**Given problem**. Write out the material exactly. Do not include the pictures.
___ Input for this task ___
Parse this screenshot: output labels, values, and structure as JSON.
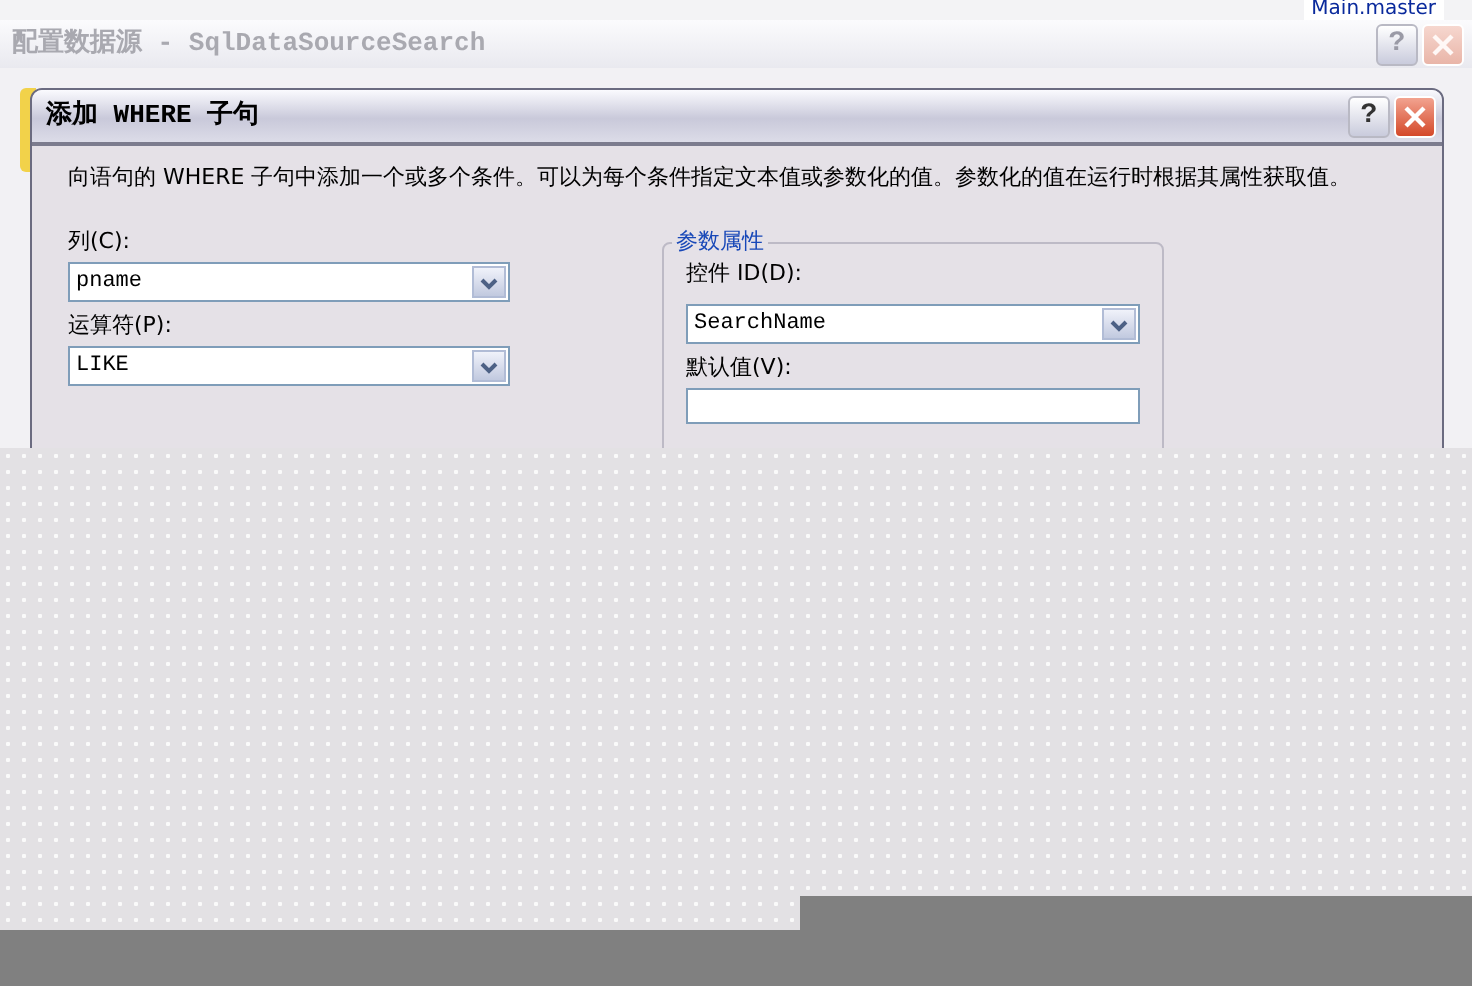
{
  "top_tab": {
    "title": "Main.master"
  },
  "window": {
    "title": "配置数据源 - SqlDataSourceSearch",
    "active": false,
    "help_glyph": "?"
  },
  "dialog": {
    "title": "添加 WHERE 子句",
    "active": true,
    "help_glyph": "?",
    "description": "向语句的 WHERE 子句中添加一个或多个条件。可以为每个条件指定文本值或参数化的值。参数化的值在运行时根据其属性获取值。",
    "fields": [
      {
        "label": "列(C):",
        "value": "pname",
        "kind": "select"
      },
      {
        "label": "运算符(P):",
        "value": "LIKE",
        "kind": "select"
      }
    ],
    "parameter_group": {
      "title": "参数属性",
      "fields": [
        {
          "label": "控件 ID(D):",
          "value": "SearchName",
          "kind": "select"
        },
        {
          "label": "默认值(V):",
          "kind": "text"
        }
      ]
    }
  }
}
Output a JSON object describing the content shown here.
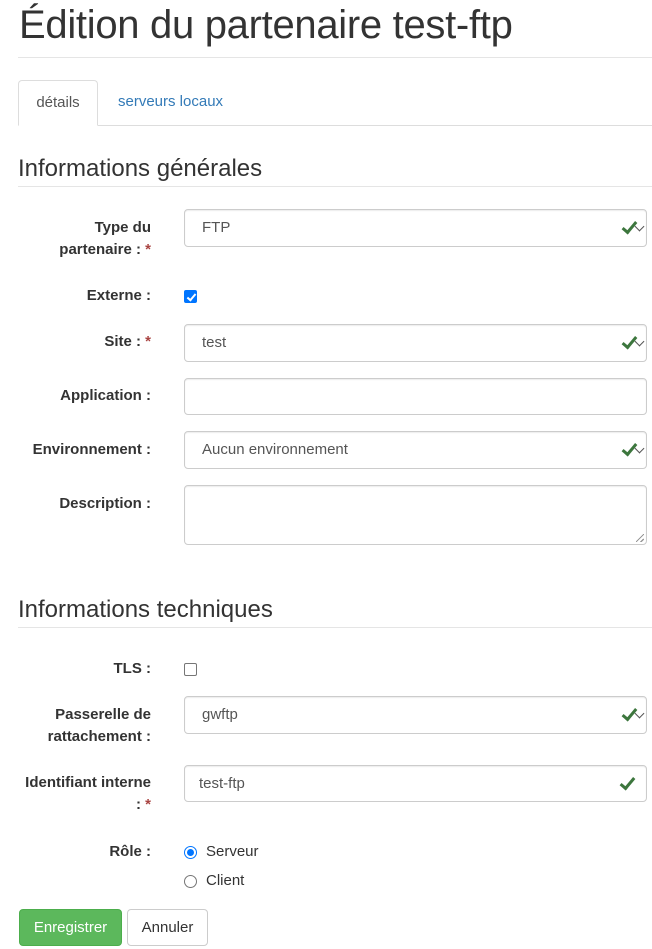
{
  "page": {
    "title": "Édition du partenaire test-ftp"
  },
  "tabs": [
    {
      "label": "détails",
      "active": true
    },
    {
      "label": "serveurs locaux",
      "active": false
    }
  ],
  "general": {
    "heading": "Informations générales",
    "type": {
      "label_line1": "Type du",
      "label_line2": "partenaire : ",
      "required": "*",
      "value": "FTP"
    },
    "externe": {
      "label": "Externe :",
      "checked": true
    },
    "site": {
      "label": "Site : ",
      "required": "*",
      "value": "test"
    },
    "application": {
      "label": "Application :",
      "value": ""
    },
    "environnement": {
      "label": "Environnement :",
      "value": "Aucun environnement"
    },
    "description": {
      "label": "Description :",
      "value": ""
    }
  },
  "technical": {
    "heading": "Informations techniques",
    "tls": {
      "label": "TLS :",
      "checked": false
    },
    "passerelle": {
      "label_line1": "Passerelle de",
      "label_line2": "rattachement :",
      "value": "gwftp"
    },
    "identifiant": {
      "label_line1": "Identifiant interne",
      "label_line2": ": ",
      "required": "*",
      "value": "test-ftp"
    },
    "role": {
      "label": "Rôle :",
      "options": [
        {
          "label": "Serveur",
          "selected": true
        },
        {
          "label": "Client",
          "selected": false
        }
      ]
    }
  },
  "actions": {
    "save_label": "Enregistrer",
    "cancel_label": "Annuler"
  },
  "colors": {
    "primary_button": "#5cb85c",
    "valid_check": "#3c763d",
    "link": "#337ab7",
    "required": "#a94442",
    "checkbox_accent": "#0075ff"
  },
  "icons": {
    "valid": "check-icon",
    "dropdown": "chevron-down-icon"
  }
}
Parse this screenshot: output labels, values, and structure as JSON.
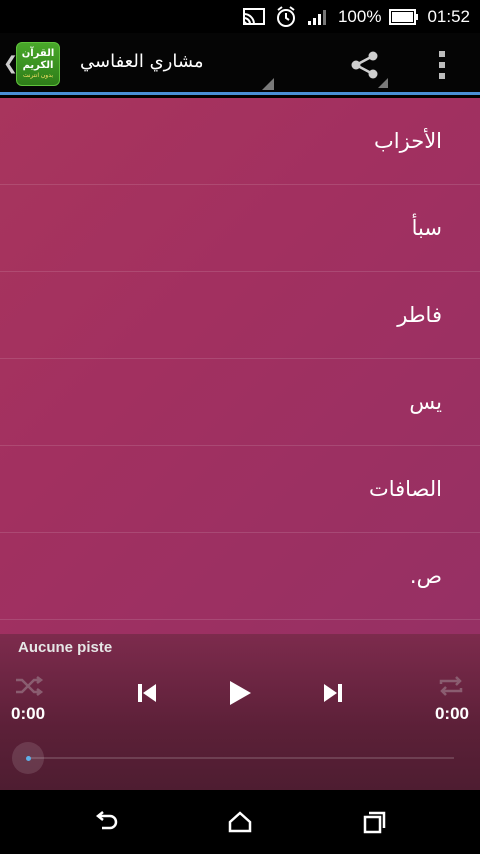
{
  "status_bar": {
    "battery": "100%",
    "time": "01:52"
  },
  "action_bar": {
    "logo_line1": "القرآن",
    "logo_line2": "الكريم",
    "logo_sub": "بدون انترنت",
    "title": "مشاري العفاسي"
  },
  "surahs": [
    {
      "label": "الأحزاب"
    },
    {
      "label": "سبأ"
    },
    {
      "label": "فاطر"
    },
    {
      "label": "يس"
    },
    {
      "label": "الصافات"
    },
    {
      "label": "ص."
    }
  ],
  "player": {
    "track_name": "Aucune piste",
    "elapsed": "0:00",
    "duration": "0:00",
    "progress": 0
  },
  "colors": {
    "accent": "#4a8fd6",
    "list_bg": "#a23060",
    "player_bg": "#5c2038"
  }
}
___
**Task answer**.
Parse this screenshot: output labels, values, and structure as JSON.
{
  "top_tab": {
    "title": "Main.master"
  },
  "window": {
    "title": "配置数据源 - SqlDataSourceSearch",
    "active": false,
    "help_glyph": "?"
  },
  "dialog": {
    "title": "添加 WHERE 子句",
    "active": true,
    "help_glyph": "?",
    "description": "向语句的 WHERE 子句中添加一个或多个条件。可以为每个条件指定文本值或参数化的值。参数化的值在运行时根据其属性获取值。",
    "fields": [
      {
        "label": "列(C):",
        "value": "pname",
        "kind": "select"
      },
      {
        "label": "运算符(P):",
        "value": "LIKE",
        "kind": "select"
      }
    ],
    "parameter_group": {
      "title": "参数属性",
      "fields": [
        {
          "label": "控件 ID(D):",
          "value": "SearchName",
          "kind": "select"
        },
        {
          "label": "默认值(V):",
          "kind": "text"
        }
      ]
    }
  }
}
Output a JSON object describing the content shown here.
{
  "page": {
    "title": "Édition du partenaire test-ftp"
  },
  "tabs": [
    {
      "label": "détails",
      "active": true
    },
    {
      "label": "serveurs locaux",
      "active": false
    }
  ],
  "general": {
    "heading": "Informations générales",
    "type": {
      "label_line1": "Type du",
      "label_line2": "partenaire : ",
      "required": "*",
      "value": "FTP"
    },
    "externe": {
      "label": "Externe :",
      "checked": true
    },
    "site": {
      "label": "Site : ",
      "required": "*",
      "value": "test"
    },
    "application": {
      "label": "Application :",
      "value": ""
    },
    "environnement": {
      "label": "Environnement :",
      "value": "Aucun environnement"
    },
    "description": {
      "label": "Description :",
      "value": ""
    }
  },
  "technical": {
    "heading": "Informations techniques",
    "tls": {
      "label": "TLS :",
      "checked": false
    },
    "passerelle": {
      "label_line1": "Passerelle de",
      "label_line2": "rattachement :",
      "value": "gwftp"
    },
    "identifiant": {
      "label_line1": "Identifiant interne",
      "label_line2": ": ",
      "required": "*",
      "value": "test-ftp"
    },
    "role": {
      "label": "Rôle :",
      "options": [
        {
          "label": "Serveur",
          "selected": true
        },
        {
          "label": "Client",
          "selected": false
        }
      ]
    }
  },
  "actions": {
    "save_label": "Enregistrer",
    "cancel_label": "Annuler"
  },
  "colors": {
    "primary_button": "#5cb85c",
    "valid_check": "#3c763d",
    "link": "#337ab7",
    "required": "#a94442",
    "checkbox_accent": "#0075ff"
  },
  "icons": {
    "valid": "check-icon",
    "dropdown": "chevron-down-icon"
  }
}
Parse this screenshot: output labels, values, and structure as JSON.
{
  "status_bar": {
    "battery": "100%",
    "time": "01:52"
  },
  "action_bar": {
    "logo_line1": "القرآن",
    "logo_line2": "الكريم",
    "logo_sub": "بدون انترنت",
    "title": "مشاري العفاسي"
  },
  "surahs": [
    {
      "label": "الأحزاب"
    },
    {
      "label": "سبأ"
    },
    {
      "label": "فاطر"
    },
    {
      "label": "يس"
    },
    {
      "label": "الصافات"
    },
    {
      "label": "ص."
    }
  ],
  "player": {
    "track_name": "Aucune piste",
    "elapsed": "0:00",
    "duration": "0:00",
    "progress": 0
  },
  "colors": {
    "accent": "#4a8fd6",
    "list_bg": "#a23060",
    "player_bg": "#5c2038"
  }
}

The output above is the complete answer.